Tetapi attribute tidak otomatis masuk default namespace:
<Order xmlns="urn:example:order:v1" id="O-1"/>
id tidak namespaced kecuali ditulis dengan prefix/namespace.
6.3 Namespace Repairing
Beberapa StAX implementation mendukung property repairing namespaces.
outputFactory.setProperty(XMLOutputFactory.IS_REPAIRING_NAMESPACES, Boolean.TRUE);
Ini bisa membantu, tetapi jangan jadikan pengganti pemahaman namespace. Untuk output contract penting, lebih baik explicit:
- prefix registry;
- namespace declaration di root/envelope;
- golden tests;
- XSD validation.
6.4 Prefix Policy
Secara semantic, prefix tidak penting. Secara interoperability, beberapa partner legacy bisa bergantung pada prefix. Jika demikian, dokumentasikan sebagai serialization policy:
contract: order-v1
namespace: urn:example:order:v1
preferredPrefix: ord
requiredBy:
- legacy-partner-a
Jangan menyebarkan string prefix di seluruh code. Buat registry.
public record XmlNamespace(String prefix, String uri) {}
public final class OrderNamespaces {
public static final XmlNamespace ORD = new XmlNamespace("ord", "urn:example:order:v1");
}
7. StAX Writer Helper Pattern
Raw StAX code bisa verbose. Buat helper kecil yang tetap transparent.
public final class XmlWriterSupport {
private final XMLStreamWriter writer;
public XmlWriterSupport(XMLStreamWriter writer) {
this.writer = writer;
}
public void element(String prefix, String localName, String namespaceUri, String value)
throws XMLStreamException {
writer.writeStartElement(prefix, localName, namespaceUri);
if (value != null) {
writer.writeCharacters(value);
}
writer.writeEndElement();
}
public void requiredElement(String prefix, String localName, String namespaceUri, String value, String path)
throws XMLStreamException {
if (value == null || value.isBlank()) {
throw new IllegalArgumentException("Missing required XML value at " + path);
}
element(prefix, localName, namespaceUri, value);
}
}
Tetap hindari helper yang terlalu magic. XML writer harus mudah diaudit.
8. DOM Build + Serialize
DOM cocok jika dokumen kecil dan perlu random mutation.
========================================
» **Permintaan Tugas**
Sebutkan semua langkah eksplisit yang dianjurkan teks terpilih di atas untuk output contract penting sebagai alternatif repairing namespaces.

» **Materi Tersedia**
========================================
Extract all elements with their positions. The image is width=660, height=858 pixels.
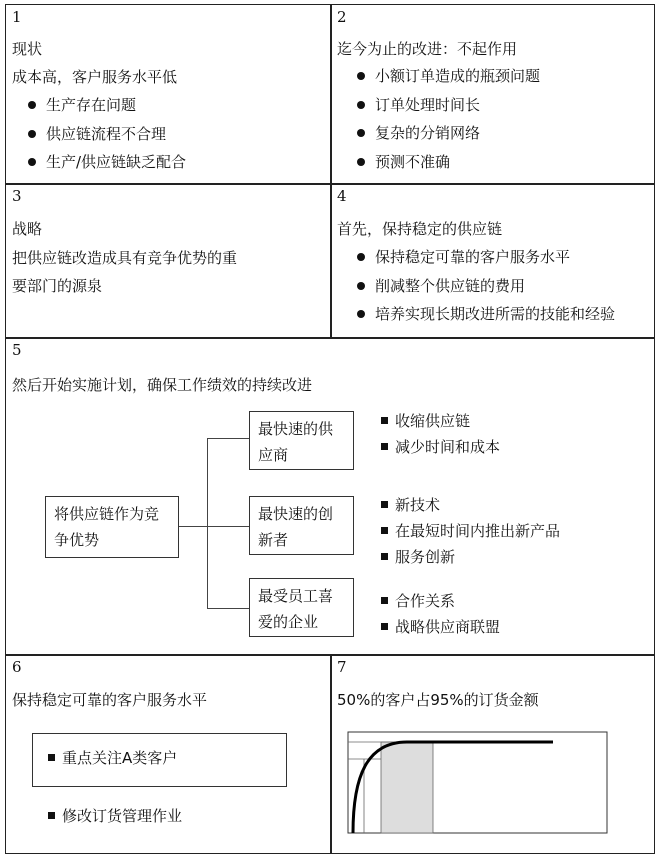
========================================
» **Jawaban Lengkap**
- prefix registry
- namespace declaration di root/envelope
- golden tests
- XSD validation